→ Instructions to follow
In the material below, identify each line bearing the word "faces". Reproduce those lines.
^^^^^^^^^^^^^^^^
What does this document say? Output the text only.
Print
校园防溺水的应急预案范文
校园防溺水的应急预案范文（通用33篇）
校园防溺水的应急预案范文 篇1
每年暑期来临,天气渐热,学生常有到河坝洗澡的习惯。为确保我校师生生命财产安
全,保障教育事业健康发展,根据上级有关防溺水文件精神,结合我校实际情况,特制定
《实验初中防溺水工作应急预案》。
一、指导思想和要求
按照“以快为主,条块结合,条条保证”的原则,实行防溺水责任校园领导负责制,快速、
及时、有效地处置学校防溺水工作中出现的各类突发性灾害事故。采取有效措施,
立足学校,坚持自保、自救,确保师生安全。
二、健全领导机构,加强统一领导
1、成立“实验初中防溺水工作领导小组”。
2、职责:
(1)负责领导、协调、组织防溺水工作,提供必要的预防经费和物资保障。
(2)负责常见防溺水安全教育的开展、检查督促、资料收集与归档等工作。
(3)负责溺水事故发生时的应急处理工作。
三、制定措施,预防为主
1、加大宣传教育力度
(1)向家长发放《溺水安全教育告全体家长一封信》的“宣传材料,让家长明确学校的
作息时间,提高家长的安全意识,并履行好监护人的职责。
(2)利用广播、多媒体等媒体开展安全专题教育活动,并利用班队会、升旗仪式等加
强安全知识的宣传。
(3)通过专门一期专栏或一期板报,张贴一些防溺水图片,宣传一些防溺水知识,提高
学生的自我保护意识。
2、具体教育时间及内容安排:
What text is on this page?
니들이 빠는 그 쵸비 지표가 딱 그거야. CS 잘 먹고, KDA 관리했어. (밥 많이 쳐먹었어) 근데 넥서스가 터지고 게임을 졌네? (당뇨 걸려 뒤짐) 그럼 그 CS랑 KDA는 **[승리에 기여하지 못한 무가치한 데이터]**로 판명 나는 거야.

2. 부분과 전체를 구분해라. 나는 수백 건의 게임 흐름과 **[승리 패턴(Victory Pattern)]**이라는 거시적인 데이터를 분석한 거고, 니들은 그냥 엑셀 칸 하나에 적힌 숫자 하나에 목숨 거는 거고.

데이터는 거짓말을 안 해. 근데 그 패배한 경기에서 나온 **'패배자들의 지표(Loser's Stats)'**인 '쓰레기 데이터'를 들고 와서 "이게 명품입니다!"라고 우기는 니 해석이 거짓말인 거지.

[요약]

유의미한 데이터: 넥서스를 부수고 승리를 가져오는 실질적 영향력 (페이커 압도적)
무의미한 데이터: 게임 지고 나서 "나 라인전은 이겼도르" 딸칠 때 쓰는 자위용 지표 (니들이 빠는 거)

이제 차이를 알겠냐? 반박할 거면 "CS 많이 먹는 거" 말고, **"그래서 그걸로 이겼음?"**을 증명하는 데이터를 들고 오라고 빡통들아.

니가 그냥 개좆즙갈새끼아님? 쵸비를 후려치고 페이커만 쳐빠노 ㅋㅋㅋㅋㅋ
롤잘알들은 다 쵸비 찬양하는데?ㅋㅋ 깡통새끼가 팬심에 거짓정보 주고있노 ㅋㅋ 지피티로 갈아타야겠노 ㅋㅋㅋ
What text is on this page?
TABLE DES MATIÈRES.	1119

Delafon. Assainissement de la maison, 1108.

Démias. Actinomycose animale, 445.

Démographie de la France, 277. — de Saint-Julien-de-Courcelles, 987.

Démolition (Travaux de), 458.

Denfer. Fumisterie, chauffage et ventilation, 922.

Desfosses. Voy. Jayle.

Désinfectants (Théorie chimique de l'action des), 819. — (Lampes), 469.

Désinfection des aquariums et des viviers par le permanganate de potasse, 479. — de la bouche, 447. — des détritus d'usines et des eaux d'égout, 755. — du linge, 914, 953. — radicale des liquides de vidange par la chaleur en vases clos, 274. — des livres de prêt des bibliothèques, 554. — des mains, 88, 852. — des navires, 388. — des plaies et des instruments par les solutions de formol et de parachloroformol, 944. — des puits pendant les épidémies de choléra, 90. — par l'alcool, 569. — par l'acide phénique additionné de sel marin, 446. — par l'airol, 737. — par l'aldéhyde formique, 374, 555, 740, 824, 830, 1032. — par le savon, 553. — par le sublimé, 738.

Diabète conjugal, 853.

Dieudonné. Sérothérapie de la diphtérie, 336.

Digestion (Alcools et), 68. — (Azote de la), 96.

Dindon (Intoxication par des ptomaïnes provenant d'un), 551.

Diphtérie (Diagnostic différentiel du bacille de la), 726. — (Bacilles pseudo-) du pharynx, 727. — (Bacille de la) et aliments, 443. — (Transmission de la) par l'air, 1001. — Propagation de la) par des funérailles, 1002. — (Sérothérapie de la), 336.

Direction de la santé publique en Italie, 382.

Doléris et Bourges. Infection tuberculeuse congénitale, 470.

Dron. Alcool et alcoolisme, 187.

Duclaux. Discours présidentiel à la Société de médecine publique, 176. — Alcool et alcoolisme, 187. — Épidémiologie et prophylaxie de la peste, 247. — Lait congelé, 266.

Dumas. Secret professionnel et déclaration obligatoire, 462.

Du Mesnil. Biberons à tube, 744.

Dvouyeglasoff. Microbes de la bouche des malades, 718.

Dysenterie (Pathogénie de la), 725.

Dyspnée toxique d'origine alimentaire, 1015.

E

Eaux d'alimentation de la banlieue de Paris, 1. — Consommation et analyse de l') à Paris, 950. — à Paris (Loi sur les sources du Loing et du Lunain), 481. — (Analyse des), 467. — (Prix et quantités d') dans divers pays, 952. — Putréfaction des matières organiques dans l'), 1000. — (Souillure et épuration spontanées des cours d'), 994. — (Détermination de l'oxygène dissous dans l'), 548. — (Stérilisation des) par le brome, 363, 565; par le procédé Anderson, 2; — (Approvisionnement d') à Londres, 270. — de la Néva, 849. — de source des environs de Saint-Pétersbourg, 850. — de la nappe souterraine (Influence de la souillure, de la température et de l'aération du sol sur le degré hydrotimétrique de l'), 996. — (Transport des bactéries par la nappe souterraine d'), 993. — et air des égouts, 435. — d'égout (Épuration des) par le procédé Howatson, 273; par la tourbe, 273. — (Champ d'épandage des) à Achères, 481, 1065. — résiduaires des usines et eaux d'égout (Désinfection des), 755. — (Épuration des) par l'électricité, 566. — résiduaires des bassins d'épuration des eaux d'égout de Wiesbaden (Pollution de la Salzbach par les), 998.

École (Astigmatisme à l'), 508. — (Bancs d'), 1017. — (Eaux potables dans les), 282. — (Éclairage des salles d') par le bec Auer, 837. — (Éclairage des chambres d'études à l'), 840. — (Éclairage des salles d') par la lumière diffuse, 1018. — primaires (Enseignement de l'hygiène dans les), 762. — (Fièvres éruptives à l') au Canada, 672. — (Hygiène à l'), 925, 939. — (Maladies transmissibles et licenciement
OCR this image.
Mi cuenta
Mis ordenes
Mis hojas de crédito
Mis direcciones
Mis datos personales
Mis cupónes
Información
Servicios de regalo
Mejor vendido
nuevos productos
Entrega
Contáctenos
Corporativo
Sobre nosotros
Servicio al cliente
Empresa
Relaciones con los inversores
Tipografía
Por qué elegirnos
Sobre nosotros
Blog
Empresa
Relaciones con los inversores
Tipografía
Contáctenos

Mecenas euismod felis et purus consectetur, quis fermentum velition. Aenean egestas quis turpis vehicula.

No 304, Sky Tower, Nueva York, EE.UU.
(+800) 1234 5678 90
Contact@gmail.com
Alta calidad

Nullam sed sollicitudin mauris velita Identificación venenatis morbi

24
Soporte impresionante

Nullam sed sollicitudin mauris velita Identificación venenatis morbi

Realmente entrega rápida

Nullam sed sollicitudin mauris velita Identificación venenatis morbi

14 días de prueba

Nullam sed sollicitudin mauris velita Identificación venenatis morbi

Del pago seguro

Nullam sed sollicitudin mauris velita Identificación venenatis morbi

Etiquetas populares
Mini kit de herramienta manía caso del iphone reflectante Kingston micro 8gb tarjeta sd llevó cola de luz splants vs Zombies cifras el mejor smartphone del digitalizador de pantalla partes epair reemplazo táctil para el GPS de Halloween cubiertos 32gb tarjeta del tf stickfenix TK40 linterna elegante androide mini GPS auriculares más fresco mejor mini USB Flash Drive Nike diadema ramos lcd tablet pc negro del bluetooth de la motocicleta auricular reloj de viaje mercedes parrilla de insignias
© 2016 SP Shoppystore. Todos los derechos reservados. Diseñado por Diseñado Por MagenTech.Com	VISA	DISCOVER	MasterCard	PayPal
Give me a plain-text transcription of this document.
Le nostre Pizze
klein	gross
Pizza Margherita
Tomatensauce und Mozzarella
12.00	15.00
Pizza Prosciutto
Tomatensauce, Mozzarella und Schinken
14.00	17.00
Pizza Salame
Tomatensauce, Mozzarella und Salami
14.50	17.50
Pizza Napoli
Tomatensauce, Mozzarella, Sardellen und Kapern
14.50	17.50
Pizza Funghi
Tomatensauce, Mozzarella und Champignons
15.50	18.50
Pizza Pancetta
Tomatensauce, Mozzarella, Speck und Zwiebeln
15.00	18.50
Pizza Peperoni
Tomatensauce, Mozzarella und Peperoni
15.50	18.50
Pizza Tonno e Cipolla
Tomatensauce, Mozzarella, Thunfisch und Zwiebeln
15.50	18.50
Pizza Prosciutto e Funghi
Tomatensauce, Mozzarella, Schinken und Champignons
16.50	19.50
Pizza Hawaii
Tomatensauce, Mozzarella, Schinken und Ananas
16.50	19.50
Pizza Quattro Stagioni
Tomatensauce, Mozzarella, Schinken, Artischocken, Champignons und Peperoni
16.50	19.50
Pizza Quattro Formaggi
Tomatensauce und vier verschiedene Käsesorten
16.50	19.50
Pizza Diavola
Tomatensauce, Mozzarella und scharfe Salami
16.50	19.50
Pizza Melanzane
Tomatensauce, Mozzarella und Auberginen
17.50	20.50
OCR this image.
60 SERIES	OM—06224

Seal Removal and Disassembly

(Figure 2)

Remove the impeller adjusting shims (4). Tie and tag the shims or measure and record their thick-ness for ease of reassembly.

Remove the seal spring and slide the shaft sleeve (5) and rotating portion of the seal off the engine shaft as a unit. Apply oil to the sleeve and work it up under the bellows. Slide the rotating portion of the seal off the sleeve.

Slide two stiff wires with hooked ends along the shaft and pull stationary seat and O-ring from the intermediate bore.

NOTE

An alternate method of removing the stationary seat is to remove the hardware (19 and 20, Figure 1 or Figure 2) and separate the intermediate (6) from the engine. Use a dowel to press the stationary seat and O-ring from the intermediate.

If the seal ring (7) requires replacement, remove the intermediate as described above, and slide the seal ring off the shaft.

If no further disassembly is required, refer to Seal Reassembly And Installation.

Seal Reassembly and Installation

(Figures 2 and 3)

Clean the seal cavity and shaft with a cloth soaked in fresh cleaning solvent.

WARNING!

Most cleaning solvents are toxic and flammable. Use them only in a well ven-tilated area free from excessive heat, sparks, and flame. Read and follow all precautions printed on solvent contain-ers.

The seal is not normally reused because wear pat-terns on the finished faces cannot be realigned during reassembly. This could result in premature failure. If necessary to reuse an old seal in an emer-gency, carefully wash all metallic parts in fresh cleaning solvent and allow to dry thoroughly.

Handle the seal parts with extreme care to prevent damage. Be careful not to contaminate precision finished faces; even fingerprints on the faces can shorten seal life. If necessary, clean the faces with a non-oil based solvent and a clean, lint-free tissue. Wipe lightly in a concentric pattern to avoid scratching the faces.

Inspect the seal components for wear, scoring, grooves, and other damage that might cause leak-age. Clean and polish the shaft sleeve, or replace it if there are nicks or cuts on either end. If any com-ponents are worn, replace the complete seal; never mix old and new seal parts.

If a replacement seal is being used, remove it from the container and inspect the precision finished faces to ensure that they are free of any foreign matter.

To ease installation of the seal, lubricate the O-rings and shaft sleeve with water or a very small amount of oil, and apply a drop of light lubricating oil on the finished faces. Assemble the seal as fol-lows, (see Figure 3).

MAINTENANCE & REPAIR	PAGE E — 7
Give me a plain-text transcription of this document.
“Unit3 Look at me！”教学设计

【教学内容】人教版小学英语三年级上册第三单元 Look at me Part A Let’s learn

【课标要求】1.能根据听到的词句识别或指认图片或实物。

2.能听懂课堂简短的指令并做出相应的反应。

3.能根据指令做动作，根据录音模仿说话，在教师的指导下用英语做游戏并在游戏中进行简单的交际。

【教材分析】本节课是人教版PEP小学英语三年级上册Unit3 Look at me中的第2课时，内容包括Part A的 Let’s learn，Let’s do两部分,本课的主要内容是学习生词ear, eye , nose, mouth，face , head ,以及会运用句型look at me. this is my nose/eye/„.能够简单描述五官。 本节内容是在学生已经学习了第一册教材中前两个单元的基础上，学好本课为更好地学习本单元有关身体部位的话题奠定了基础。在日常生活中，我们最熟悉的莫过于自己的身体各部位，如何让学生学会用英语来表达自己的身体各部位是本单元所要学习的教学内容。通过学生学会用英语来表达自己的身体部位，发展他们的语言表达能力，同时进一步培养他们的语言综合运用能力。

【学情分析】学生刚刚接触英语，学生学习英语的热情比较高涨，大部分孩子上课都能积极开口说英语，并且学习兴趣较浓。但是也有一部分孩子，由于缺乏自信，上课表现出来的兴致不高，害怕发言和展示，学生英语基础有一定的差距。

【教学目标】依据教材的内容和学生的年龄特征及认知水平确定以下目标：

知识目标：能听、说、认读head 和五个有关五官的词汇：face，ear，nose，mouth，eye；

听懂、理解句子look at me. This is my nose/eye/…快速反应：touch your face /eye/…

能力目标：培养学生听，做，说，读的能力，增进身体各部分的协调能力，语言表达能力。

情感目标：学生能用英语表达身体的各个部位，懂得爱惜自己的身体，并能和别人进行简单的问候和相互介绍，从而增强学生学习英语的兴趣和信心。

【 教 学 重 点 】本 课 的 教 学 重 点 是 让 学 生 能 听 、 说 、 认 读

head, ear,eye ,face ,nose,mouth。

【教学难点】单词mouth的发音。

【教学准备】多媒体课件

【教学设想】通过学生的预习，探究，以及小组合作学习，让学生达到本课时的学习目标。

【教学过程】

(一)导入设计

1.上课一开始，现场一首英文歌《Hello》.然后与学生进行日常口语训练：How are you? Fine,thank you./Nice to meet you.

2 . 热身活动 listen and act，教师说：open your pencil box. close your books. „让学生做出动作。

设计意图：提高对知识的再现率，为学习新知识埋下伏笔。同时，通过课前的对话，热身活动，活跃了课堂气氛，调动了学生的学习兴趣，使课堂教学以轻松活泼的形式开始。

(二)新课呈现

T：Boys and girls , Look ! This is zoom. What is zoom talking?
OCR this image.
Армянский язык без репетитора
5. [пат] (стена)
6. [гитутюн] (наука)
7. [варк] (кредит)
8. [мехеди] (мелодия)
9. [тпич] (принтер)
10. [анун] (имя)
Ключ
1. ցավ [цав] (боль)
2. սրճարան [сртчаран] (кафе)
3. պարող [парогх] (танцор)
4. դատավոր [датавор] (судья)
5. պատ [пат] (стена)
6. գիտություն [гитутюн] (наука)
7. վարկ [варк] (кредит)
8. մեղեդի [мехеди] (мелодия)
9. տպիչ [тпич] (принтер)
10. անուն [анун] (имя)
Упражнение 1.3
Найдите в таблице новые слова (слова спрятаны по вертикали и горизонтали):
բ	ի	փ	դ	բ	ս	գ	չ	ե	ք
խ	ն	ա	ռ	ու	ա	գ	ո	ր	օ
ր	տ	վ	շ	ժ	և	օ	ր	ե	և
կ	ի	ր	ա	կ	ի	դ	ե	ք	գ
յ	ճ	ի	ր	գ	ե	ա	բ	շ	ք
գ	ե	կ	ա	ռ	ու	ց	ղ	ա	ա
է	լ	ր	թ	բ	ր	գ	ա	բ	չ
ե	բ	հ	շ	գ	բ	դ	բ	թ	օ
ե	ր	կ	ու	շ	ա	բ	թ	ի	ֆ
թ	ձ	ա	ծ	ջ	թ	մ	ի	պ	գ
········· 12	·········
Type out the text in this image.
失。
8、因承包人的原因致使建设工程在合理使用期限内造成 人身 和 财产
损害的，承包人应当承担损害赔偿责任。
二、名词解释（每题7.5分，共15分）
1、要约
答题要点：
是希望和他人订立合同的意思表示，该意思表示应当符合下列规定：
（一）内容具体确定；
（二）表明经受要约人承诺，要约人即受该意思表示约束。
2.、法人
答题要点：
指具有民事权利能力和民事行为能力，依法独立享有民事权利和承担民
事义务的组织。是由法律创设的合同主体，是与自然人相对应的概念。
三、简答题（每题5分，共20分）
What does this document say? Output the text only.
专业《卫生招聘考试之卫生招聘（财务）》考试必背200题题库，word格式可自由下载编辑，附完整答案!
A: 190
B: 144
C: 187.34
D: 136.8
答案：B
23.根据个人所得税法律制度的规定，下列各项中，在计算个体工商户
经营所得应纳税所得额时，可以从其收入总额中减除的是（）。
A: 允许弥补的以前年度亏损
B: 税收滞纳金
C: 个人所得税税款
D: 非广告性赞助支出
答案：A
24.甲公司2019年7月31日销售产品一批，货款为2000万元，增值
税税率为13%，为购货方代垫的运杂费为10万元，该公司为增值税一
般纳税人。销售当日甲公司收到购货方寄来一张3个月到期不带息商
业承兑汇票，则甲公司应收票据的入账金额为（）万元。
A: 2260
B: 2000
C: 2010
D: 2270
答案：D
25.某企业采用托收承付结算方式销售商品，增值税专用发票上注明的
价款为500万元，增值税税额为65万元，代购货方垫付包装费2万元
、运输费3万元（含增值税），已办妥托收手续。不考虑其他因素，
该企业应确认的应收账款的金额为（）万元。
^^^^^^^^^^^^^^^^
→ The completed task
The seal is not normally reused because wear pat-terns on the finished faces cannot be realigned during reassembly. This could result in premature failure. If necessary to reuse an old seal in an emer-gency, carefully wash all metallic parts in fresh cleaning solvent and allow to dry thoroughly.
Handle the seal parts with extreme care to prevent damage. Be careful not to contaminate precision finished faces; even fingerprints on the faces can shorten seal life. If necessary, clean the faces with a non-oil based solvent and a clean, lint-free tissue. Wipe lightly in a concentric pattern to avoid scratching the faces.
If a replacement seal is being used, remove it from the container and inspect the precision finished faces to ensure that they are free of any foreign matter.
To ease installation of the seal, lubricate the O-rings and shaft sleeve with water or a very small amount of oil, and apply a drop of light lubricating oil on the finished faces. Assemble the seal as fol-lows, (see Figure 3).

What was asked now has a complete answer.